Can you extend the Airflow notes below, picking up right after their last line?

[[ GIVEN PASSAGE open ]]

Retries: `retries` + `retry_delay` in `default_args`. Alert on failure via `on_failure_callback`.

## XCom / Variables / Connections
- **XCom** — pass small data *between tasks* (`xcom_push`/`xcom_pull`, or automatic in TaskFlow). Not for big data.
- **Variable** — global config in the metadata DB: `Variable.get("key")`.
- **Connection** — external creds/endpoint by `conn_id`; used via a **Hook**.
- **Param** — per-DAG-run input (`Param(default, type=...)`), can be set at trigger time.

## Our repo — quick facts
```
Version      Airflow 3.x (3.2.1 prod/stag, 3.1.2 local); self-hosted on GKE via official Helm chart
Executor     KubernetesExecutor,LocalExecutor; AF3 components: apiServer, scheduler, dagProcessor, triggerer, workers
DAGs         GENERATED from airflow/dags/rules.yaml by generate.py + Jinja2 templates (NOT hand-written)
Output       airflow/dags/{org}/{env}/*.py + one .yaml K8s manifest per job
Operators    SparkKubernetesOperator (dominant), KubernetesPodOperator/JobOperator, PythonOperator, BashOperator; NO sensors
Schedule     cron in rules.yaml → {{schedule}}; default "0 0 * * *"; None = manual; catchup=False everywhere
Spark        SparkApplication CRD on the Kubeflow Spark Operator (PySpark); sidecar flags: enable_xcom/sql_proxy/airflow_params
XCom         Spark writes /airflow/xcom/return.json via sidecar; Variables→PythonOperator→xcom_push→downstream
Config       connections.yaml (Secret), env.json (Variables configmap), SOPS secrets; FAB RBAC access_control in rules.yaml
Alerting     slack_alert()/slack_success() (SlackWebhookNotifier); failed_mentions REQUIRED per DAG
Deploy       generated DAGs rsynced to a GCS bucket; Airflow mounts read-only via gcsfuse (DAGS_FOLDER=/opt/airflow/dags_gcs)

[[ GIVEN PASSAGE closed ]]
[[ RECORDS SUPPLIED open ]]

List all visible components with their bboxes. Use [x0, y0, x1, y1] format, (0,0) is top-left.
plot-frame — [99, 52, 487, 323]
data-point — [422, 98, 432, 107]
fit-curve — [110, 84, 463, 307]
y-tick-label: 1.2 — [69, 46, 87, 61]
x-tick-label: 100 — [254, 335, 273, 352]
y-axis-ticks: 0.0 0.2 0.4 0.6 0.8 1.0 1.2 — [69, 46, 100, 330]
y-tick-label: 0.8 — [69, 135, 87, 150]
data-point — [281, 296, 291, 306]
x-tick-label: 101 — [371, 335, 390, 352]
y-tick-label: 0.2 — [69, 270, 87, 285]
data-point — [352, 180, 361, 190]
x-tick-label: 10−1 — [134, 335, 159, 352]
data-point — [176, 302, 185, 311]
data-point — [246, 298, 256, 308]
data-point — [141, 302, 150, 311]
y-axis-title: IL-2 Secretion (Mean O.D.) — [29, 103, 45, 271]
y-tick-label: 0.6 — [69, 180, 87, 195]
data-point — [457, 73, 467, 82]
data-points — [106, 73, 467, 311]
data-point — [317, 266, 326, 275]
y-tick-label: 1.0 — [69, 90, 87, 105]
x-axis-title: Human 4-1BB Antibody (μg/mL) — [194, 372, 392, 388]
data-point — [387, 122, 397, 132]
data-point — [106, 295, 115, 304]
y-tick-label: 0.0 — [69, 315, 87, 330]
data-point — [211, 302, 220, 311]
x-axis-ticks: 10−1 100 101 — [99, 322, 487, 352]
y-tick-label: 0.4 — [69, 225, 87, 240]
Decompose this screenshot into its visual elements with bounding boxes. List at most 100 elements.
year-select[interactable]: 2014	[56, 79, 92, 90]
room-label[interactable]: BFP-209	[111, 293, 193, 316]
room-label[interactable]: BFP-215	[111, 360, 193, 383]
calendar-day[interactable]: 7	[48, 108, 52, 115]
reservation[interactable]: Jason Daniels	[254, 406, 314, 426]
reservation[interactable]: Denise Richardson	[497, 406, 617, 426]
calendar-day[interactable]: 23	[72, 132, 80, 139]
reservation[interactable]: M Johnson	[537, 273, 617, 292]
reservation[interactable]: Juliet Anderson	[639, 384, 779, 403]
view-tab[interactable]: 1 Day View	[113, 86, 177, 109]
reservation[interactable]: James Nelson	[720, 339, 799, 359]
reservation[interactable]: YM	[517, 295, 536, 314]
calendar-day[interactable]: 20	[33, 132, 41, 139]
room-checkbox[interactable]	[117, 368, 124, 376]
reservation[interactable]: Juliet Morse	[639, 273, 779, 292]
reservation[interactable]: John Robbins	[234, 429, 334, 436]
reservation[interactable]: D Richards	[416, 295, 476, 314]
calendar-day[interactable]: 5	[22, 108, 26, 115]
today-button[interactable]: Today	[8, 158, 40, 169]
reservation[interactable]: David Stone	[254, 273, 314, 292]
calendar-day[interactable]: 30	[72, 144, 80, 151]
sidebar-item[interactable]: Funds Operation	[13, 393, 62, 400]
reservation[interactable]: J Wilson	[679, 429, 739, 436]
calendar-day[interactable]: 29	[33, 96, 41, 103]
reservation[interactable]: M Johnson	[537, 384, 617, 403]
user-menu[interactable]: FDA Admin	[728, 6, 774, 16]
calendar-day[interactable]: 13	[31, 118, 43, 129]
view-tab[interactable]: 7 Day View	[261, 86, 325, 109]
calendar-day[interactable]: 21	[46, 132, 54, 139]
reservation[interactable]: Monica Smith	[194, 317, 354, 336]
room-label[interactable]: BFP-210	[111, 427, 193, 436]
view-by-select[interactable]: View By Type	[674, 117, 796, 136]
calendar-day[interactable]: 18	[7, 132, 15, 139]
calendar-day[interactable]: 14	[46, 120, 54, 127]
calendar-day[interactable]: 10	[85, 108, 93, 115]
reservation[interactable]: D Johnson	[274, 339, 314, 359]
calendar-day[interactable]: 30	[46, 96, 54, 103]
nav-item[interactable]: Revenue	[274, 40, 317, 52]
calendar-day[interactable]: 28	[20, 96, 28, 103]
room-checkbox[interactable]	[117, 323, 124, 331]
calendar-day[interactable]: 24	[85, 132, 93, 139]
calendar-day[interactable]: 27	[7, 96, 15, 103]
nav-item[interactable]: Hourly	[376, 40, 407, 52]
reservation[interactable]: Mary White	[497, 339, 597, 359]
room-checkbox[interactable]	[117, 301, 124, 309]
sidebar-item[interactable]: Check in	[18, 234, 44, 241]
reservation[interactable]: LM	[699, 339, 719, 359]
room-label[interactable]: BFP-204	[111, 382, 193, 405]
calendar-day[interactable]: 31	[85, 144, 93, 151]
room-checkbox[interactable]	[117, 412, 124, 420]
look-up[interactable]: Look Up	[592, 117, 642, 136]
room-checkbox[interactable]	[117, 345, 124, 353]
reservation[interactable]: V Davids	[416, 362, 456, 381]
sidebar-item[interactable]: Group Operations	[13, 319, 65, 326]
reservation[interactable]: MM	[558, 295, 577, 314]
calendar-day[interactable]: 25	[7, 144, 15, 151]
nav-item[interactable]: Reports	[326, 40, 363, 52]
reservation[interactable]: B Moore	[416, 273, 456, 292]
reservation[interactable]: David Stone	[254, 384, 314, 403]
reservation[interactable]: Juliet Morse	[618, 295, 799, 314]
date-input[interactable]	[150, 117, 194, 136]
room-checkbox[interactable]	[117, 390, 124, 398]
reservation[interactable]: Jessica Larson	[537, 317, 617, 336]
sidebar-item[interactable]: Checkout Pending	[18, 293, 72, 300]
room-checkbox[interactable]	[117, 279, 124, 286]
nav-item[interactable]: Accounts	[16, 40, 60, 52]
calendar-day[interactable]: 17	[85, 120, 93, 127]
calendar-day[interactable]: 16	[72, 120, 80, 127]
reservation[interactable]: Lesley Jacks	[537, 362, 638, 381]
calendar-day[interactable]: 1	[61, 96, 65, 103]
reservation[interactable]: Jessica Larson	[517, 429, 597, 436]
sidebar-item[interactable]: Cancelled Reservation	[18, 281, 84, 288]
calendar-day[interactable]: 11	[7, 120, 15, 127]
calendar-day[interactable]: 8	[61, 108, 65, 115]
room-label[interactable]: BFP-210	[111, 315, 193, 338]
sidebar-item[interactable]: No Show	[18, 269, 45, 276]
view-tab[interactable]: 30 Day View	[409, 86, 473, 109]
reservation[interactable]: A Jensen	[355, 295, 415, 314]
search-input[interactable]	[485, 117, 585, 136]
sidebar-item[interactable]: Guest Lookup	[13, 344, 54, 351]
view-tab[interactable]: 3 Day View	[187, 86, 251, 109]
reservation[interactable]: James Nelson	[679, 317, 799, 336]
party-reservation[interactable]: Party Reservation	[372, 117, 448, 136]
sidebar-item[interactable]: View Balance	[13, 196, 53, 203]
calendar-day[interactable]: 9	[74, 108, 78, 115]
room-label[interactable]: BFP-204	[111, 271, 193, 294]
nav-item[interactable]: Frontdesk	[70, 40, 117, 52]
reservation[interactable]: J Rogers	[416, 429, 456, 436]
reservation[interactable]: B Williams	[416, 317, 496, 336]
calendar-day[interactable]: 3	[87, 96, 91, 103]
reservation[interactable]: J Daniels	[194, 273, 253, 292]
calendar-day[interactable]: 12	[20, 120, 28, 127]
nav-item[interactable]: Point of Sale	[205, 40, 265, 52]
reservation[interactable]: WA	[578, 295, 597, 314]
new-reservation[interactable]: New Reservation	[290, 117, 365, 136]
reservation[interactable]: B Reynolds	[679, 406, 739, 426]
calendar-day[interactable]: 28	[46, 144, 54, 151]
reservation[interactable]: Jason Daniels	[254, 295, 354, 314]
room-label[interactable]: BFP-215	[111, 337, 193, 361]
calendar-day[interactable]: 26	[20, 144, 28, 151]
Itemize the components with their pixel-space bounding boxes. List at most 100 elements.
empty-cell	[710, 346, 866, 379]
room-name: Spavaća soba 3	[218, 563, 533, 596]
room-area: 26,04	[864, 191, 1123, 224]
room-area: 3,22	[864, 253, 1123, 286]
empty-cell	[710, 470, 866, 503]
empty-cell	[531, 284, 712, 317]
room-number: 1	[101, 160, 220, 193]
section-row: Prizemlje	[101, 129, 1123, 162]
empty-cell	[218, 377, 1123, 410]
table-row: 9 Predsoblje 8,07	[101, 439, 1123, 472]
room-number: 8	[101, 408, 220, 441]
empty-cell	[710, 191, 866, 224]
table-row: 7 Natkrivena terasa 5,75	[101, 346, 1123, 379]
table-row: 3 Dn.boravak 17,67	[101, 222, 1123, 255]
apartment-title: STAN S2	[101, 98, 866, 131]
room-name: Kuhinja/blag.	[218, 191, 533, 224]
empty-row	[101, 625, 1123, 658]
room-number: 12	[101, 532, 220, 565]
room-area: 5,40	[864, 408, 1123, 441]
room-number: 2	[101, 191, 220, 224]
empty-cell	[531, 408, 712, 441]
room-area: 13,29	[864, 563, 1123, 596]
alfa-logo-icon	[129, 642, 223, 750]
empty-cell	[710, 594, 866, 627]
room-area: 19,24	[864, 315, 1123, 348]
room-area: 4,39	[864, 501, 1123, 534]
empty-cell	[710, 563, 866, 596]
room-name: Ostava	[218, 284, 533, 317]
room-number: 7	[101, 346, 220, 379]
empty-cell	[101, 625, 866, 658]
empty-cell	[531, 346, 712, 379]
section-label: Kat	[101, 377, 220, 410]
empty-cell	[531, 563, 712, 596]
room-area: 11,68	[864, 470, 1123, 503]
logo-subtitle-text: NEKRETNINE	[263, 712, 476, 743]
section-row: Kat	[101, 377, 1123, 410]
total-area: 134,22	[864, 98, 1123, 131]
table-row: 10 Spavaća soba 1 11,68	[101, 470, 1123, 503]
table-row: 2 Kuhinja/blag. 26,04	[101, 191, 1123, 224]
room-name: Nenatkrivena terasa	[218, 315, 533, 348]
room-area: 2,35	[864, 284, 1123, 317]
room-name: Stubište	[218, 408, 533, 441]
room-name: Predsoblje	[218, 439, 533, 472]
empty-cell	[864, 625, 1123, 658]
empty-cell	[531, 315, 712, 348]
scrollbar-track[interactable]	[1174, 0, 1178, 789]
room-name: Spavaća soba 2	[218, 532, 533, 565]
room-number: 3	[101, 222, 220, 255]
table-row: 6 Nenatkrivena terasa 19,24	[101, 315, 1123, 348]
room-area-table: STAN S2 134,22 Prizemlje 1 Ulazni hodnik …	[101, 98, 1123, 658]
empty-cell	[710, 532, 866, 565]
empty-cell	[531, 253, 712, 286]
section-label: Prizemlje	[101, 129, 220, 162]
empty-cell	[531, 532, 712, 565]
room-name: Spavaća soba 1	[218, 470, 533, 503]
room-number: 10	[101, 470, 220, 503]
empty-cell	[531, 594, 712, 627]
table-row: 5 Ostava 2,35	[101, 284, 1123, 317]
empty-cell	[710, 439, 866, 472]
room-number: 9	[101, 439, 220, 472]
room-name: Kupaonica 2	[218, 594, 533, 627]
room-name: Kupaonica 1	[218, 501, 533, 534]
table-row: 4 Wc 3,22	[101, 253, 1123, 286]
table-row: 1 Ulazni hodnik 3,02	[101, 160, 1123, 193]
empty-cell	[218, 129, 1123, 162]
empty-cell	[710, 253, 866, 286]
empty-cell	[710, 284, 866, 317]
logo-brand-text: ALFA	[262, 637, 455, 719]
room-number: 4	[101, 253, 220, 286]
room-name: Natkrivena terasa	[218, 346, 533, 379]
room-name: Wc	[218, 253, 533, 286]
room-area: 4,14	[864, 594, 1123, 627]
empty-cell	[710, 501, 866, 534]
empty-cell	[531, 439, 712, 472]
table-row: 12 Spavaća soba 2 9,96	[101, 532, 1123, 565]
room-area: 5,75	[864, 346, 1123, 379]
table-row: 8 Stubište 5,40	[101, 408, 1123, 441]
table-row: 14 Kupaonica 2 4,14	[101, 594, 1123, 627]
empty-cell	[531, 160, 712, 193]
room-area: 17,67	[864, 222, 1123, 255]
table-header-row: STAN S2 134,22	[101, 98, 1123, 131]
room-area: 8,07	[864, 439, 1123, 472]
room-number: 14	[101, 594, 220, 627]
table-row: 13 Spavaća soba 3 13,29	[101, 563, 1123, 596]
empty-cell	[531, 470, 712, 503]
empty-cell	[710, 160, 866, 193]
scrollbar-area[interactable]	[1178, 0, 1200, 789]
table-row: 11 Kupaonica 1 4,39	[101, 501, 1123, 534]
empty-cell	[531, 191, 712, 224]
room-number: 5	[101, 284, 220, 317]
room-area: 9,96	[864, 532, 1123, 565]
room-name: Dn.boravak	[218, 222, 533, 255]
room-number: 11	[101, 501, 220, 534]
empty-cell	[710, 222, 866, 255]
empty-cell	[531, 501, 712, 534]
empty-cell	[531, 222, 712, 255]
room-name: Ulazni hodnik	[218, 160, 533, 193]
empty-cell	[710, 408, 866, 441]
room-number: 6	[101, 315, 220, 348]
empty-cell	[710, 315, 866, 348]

[[ RECORDS SUPPLIED closed ]]

| TASK ANSWER |
Data flow    services' Postgres → Debezium CDC → Kafka Connect (hephaestus) → lmsdwh warehouse → Airflow/Spark transforms
Testing      DAG generation drift check (ensure-make-generate-dags.bash); in-pipeline Spark *-validation + Great Expectations
Note         ./local/run.bash cron ≠ Airflow (separate cron runner)
```

## Interview one-liners
- *What is Airflow?* A platform to author, schedule, and monitor workflows as code — DAGs of tasks — with retries, dependencies, and observability that a pile of cron jobs can't give you.
- *DAG vs DAG run vs task instance?* DAG = the definition; DAG run = one execution for a data interval; task instance = one run of one task within a DAG run (it has the state).
- *When does a scheduled DAG run fire?* After its data interval *ends* — e.g. a daily DAG for 2024-01-01 runs just after 2024-01-02 00:00.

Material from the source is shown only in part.